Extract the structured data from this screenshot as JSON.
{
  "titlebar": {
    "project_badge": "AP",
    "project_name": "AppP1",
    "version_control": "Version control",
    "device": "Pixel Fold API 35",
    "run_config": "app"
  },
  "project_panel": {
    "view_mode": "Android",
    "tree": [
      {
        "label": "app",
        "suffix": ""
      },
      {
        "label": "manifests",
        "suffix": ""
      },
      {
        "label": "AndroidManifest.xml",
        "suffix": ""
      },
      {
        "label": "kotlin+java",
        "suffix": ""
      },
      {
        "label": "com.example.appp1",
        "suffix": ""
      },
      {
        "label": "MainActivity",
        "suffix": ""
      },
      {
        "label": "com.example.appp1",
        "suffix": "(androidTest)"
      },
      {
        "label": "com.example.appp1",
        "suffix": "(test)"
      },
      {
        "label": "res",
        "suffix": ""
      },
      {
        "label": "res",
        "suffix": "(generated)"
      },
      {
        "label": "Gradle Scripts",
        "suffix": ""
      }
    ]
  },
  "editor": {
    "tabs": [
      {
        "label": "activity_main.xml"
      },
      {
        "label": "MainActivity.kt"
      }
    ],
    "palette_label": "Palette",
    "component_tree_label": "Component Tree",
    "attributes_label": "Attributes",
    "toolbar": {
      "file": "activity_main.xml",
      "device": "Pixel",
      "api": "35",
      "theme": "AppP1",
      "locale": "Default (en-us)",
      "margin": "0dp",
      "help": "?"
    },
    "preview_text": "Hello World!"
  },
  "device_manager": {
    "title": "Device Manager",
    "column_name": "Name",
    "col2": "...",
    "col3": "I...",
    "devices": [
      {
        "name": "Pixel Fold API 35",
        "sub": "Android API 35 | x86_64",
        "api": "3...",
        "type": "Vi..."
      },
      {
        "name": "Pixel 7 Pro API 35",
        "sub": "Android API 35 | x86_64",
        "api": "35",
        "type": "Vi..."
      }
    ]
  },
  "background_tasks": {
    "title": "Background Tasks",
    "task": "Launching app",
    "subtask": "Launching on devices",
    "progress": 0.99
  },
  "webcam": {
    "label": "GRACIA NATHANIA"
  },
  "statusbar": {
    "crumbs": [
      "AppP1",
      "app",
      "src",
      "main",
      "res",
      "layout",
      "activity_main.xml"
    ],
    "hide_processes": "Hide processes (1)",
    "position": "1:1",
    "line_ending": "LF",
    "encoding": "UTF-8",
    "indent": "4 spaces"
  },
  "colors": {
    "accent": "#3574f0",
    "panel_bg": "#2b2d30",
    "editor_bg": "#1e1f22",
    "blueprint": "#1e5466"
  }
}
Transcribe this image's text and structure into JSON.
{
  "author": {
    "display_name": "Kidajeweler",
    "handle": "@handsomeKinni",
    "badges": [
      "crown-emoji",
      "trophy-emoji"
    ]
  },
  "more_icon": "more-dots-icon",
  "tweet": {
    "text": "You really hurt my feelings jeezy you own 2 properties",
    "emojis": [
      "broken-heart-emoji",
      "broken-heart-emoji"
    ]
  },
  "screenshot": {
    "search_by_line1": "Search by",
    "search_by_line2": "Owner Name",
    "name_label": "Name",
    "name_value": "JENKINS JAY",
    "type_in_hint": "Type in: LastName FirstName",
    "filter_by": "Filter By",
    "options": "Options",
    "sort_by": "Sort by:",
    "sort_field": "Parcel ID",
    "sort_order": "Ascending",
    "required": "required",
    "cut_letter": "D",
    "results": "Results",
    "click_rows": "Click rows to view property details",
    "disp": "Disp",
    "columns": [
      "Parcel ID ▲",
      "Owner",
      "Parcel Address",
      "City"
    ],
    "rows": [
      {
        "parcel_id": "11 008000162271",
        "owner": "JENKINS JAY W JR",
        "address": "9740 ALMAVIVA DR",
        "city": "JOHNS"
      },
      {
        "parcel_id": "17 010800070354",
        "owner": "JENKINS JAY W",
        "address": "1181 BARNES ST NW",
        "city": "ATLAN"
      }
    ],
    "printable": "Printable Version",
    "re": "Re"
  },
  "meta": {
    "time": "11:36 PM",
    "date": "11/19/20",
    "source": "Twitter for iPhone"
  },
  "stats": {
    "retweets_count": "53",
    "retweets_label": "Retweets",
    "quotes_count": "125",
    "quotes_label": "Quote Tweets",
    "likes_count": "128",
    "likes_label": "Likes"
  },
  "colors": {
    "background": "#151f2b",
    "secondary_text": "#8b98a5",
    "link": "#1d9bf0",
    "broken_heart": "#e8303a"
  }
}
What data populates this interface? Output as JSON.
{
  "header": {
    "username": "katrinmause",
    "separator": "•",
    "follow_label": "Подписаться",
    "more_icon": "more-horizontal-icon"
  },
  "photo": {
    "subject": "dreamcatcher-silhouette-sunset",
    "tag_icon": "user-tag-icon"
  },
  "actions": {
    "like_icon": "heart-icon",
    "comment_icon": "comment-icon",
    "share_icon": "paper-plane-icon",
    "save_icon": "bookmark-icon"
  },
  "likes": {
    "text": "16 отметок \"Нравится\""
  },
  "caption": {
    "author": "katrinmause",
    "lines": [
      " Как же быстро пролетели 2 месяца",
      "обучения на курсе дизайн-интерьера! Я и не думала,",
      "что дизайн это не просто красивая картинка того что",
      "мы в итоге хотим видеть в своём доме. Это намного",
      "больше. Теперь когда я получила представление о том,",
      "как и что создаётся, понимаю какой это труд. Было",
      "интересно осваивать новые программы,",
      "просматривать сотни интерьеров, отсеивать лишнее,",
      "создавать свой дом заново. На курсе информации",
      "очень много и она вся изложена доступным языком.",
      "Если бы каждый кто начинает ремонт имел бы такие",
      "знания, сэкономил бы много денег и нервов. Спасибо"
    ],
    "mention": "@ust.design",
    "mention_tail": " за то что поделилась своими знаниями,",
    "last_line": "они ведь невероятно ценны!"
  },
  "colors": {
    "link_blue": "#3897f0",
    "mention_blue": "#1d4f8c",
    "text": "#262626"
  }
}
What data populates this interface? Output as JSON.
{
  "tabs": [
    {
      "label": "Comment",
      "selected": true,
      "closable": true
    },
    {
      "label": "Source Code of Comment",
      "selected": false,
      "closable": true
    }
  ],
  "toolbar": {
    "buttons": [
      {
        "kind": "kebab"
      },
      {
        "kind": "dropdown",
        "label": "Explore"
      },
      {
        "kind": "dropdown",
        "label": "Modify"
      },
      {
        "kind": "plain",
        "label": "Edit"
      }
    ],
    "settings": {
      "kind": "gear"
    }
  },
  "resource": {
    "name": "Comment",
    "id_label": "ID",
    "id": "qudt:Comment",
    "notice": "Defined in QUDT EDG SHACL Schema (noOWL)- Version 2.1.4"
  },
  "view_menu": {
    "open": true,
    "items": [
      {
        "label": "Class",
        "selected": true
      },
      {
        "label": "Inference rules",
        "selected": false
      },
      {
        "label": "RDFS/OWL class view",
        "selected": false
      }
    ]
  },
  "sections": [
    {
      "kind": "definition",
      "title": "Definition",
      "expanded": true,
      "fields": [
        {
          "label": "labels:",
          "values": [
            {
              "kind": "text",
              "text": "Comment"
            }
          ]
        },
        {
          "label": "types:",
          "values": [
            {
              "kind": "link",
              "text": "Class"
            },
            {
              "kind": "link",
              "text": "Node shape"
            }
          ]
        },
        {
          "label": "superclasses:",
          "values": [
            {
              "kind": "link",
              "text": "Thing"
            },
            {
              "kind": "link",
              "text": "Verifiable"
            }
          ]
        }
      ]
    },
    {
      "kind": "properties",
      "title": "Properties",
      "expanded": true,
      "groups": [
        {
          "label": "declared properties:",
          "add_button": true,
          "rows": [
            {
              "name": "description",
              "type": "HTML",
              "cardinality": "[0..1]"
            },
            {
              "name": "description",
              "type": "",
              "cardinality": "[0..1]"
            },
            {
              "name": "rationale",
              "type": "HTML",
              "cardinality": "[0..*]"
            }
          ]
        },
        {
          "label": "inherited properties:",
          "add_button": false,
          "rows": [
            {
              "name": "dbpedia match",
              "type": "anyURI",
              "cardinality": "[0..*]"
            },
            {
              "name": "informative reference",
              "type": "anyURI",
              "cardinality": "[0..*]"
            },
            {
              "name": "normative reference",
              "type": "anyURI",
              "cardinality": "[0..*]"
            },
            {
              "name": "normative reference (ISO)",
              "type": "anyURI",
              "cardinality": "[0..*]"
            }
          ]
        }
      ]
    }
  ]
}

———

* DIRECTIVE
Check each line above for the string "MainActivity" and show the ones that have it.

* COMPLETE OUTPUT
        "label": "MainActivity",
        "label": "MainActivity.kt"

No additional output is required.